## Exercise requirements
Although the entries contain pictures, only their words should be duplicated exactly.

(Provided entries Opens)

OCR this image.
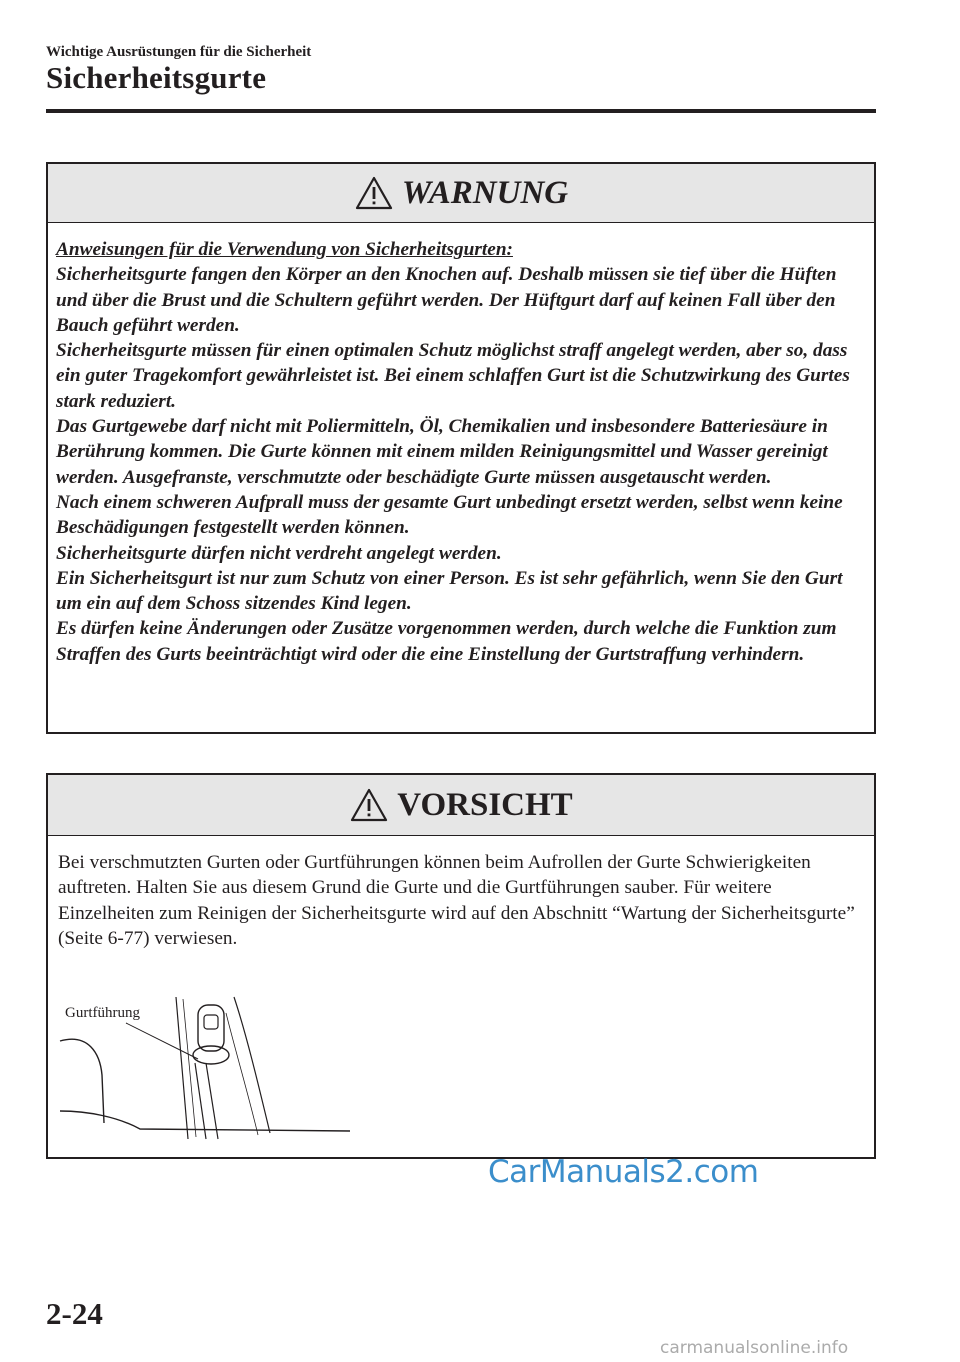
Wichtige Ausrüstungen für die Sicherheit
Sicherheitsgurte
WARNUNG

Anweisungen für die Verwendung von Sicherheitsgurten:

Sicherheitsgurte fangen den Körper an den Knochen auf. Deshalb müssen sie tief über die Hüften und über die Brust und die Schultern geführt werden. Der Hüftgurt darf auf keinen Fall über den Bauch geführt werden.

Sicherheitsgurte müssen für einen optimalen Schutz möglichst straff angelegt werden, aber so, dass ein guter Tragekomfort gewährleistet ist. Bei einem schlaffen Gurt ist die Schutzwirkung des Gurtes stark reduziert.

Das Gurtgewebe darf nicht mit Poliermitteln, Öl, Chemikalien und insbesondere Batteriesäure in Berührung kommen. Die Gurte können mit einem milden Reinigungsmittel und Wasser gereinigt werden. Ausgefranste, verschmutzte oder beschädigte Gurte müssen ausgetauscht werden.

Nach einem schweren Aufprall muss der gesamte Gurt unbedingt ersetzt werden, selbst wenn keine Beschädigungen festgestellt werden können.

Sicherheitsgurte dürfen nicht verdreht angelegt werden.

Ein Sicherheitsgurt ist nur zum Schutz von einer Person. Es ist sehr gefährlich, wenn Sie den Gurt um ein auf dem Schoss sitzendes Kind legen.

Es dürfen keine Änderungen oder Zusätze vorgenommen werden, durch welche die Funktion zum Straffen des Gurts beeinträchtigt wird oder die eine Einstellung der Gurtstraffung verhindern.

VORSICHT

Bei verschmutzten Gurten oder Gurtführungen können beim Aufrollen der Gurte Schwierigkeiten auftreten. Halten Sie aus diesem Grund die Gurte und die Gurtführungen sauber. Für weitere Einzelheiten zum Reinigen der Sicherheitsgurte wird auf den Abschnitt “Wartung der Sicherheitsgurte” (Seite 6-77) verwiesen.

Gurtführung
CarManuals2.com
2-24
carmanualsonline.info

(Provided entries Closes)

## Problem solution
OCR this image.
Wichtige Ausrüstungen für die Sicherheit
Sicherheitsgurte
WARNUNG

Anweisungen für die Verwendung von Sicherheitsgurten:

Sicherheitsgurte fangen den Körper an den Knochen auf. Deshalb müssen sie tief über die Hüften und über die Brust und die Schultern geführt werden. Der Hüftgurt darf auf keinen Fall über den Bauch geführt werden.

Sicherheitsgurte müssen für einen optimalen Schutz möglichst straff angelegt werden, aber so, dass ein guter Tragekomfort gewährleistet ist. Bei einem schlaffen Gurt ist die Schutzwirkung des Gurtes stark reduziert.

Das Gurtgewebe darf nicht mit Poliermitteln, Öl, Chemikalien und insbesondere Batteriesäure in Berührung kommen. Die Gurte können mit einem milden Reinigungsmittel und Wasser gereinigt werden. Ausgefranste, verschmutzte oder beschädigte Gurte müssen ausgetauscht werden.

Nach einem schweren Aufprall muss der gesamte Gurt unbedingt ersetzt werden, selbst wenn keine Beschädigungen festgestellt werden können.

Sicherheitsgurte dürfen nicht verdreht angelegt werden.

Ein Sicherheitsgurt ist nur zum Schutz von einer Person. Es ist sehr gefährlich, wenn Sie den Gurt um ein auf dem Schoss sitzendes Kind legen.

Es dürfen keine Änderungen oder Zusätze vorgenommen werden, durch welche die Funktion zum Straffen des Gurts beeinträchtigt wird oder die eine Einstellung der Gurtstraffung verhindern.

VORSICHT

Bei verschmutzten Gurten oder Gurtführungen können beim Aufrollen der Gurte Schwierigkeiten auftreten. Halten Sie aus diesem Grund die Gurte und die Gurtführungen sauber. Für weitere Einzelheiten zum Reinigen der Sicherheitsgurte wird auf den Abschnitt “Wartung der Sicherheitsgurte” (Seite 6-77) verwiesen.

Gurtführung
CarManuals2.com
2-24
carmanualsonline.info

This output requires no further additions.